Problem description » Set the listing down unchanged, minus every embedded image.

Supplied entries »
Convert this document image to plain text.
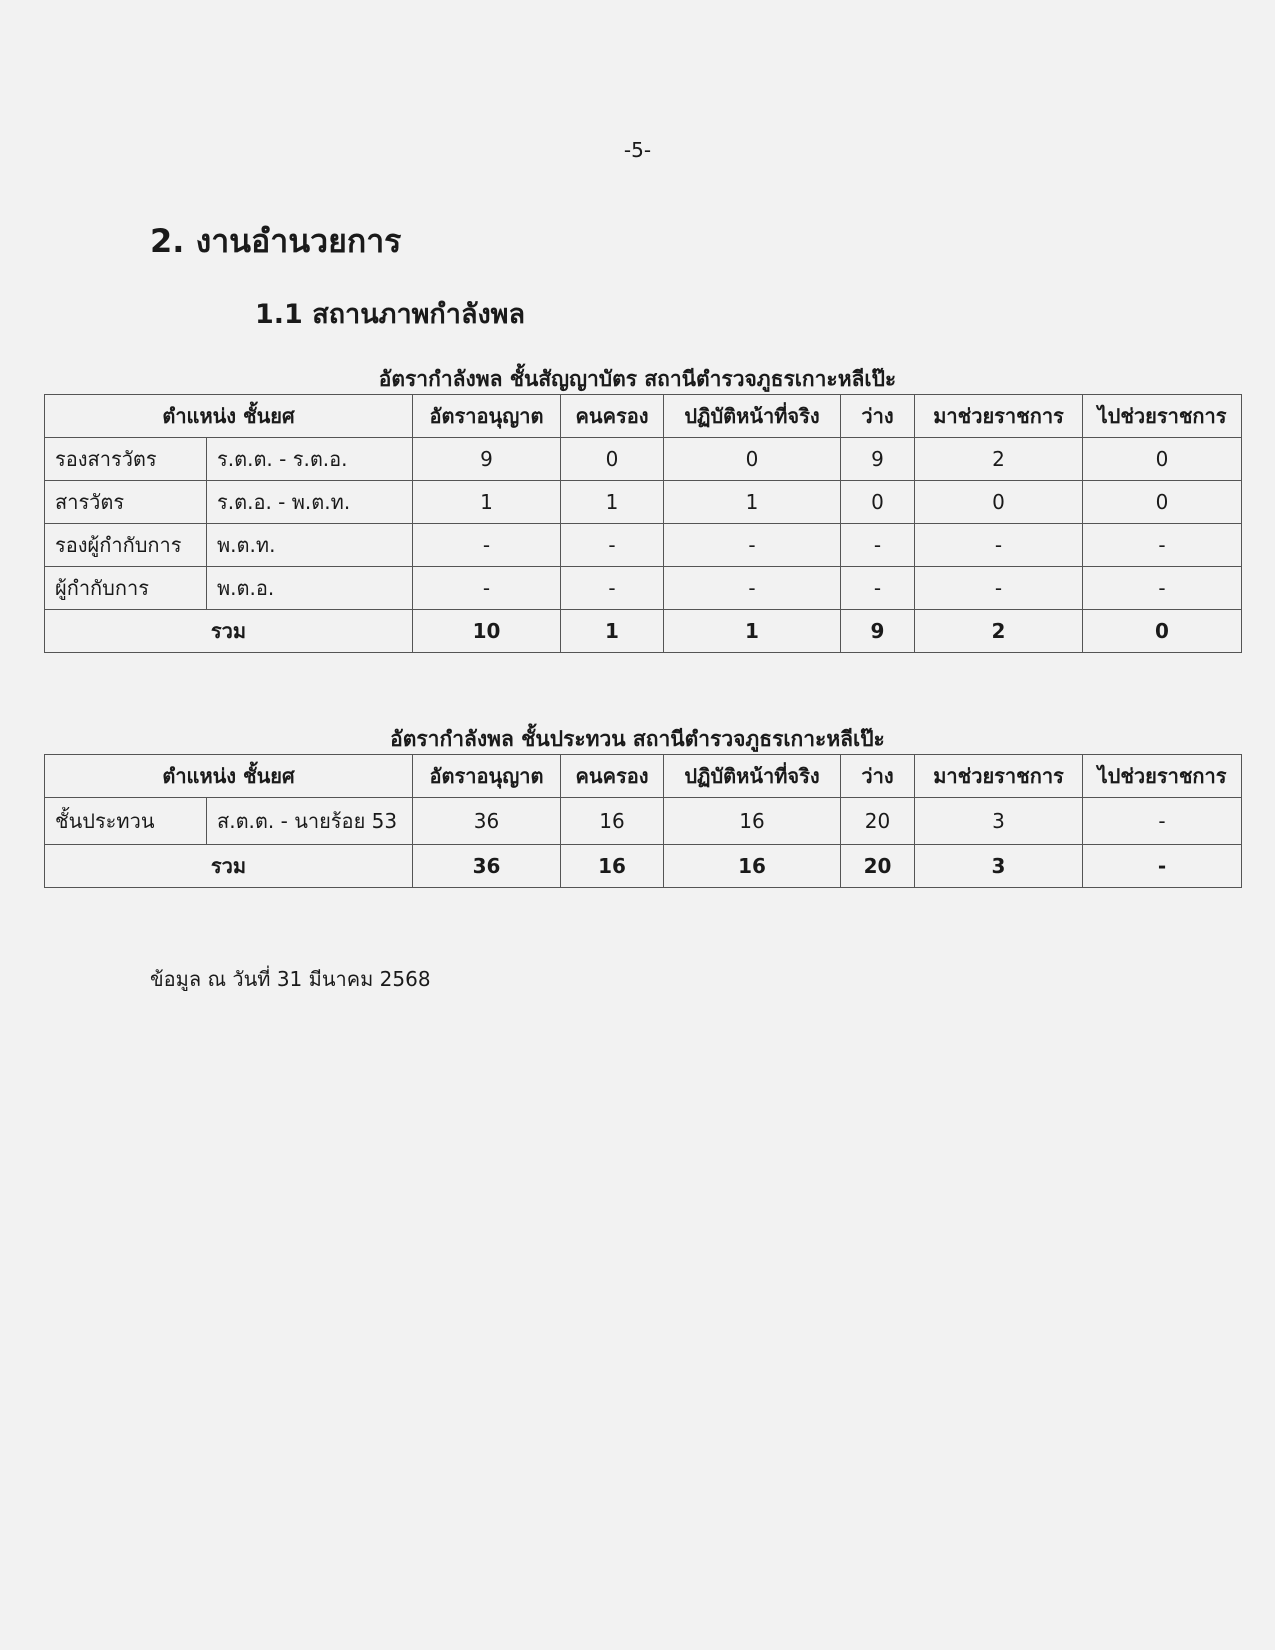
-5-
2. งานอำนวยการ
1.1 สถานภาพกำลังพล
อัตรากำลังพล ชั้นสัญญาบัตร สถานีตำรวจภูธรเกาะหลีเป๊ะ
ตำแหน่ง ชั้นยศ		อัตราอนุญาต	คนครอง	ปฏิบัติหน้าที่จริง	ว่าง	มาช่วยราชการ	ไปช่วยราชการ
รองสารวัตร	ร.ต.ต. - ร.ต.อ.	9	0	0	9	2	0
สารวัตร	ร.ต.อ. - พ.ต.ท.	1	1	1	0	0	0
รองผู้กำกับการ	พ.ต.ท.	-	-	-	-	-	-
ผู้กำกับการ	พ.ต.อ.	-	-	-	-	-	-
รวม		10	1	1	9	2	0
อัตรากำลังพล ชั้นประทวน สถานีตำรวจภูธรเกาะหลีเป๊ะ
ตำแหน่ง ชั้นยศ		อัตราอนุญาต	คนครอง	ปฏิบัติหน้าที่จริง	ว่าง	มาช่วยราชการ	ไปช่วยราชการ
ชั้นประทวน	ส.ต.ต. - นายร้อย 53	36	16	16	20	3	-
รวม		36	16	16	20	3	-
ข้อมูล ณ วันที่ 31 มีนาคม 2568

In response »
Convert this document image to plain text.
-5-
2. งานอำนวยการ
1.1 สถานภาพกำลังพล
อัตรากำลังพล ชั้นสัญญาบัตร สถานีตำรวจภูธรเกาะหลีเป๊ะ
ตำแหน่ง ชั้นยศ		อัตราอนุญาต	คนครอง	ปฏิบัติหน้าที่จริง	ว่าง	มาช่วยราชการ	ไปช่วยราชการ
รองสารวัตร	ร.ต.ต. - ร.ต.อ.	9	0	0	9	2	0
สารวัตร	ร.ต.อ. - พ.ต.ท.	1	1	1	0	0	0
รองผู้กำกับการ	พ.ต.ท.	-	-	-	-	-	-
ผู้กำกับการ	พ.ต.อ.	-	-	-	-	-	-
รวม		10	1	1	9	2	0
อัตรากำลังพล ชั้นประทวน สถานีตำรวจภูธรเกาะหลีเป๊ะ
ตำแหน่ง ชั้นยศ		อัตราอนุญาต	คนครอง	ปฏิบัติหน้าที่จริง	ว่าง	มาช่วยราชการ	ไปช่วยราชการ
ชั้นประทวน	ส.ต.ต. - นายร้อย 53	36	16	16	20	3	-
รวม		36	16	16	20	3	-
ข้อมูล ณ วันที่ 31 มีนาคม 2568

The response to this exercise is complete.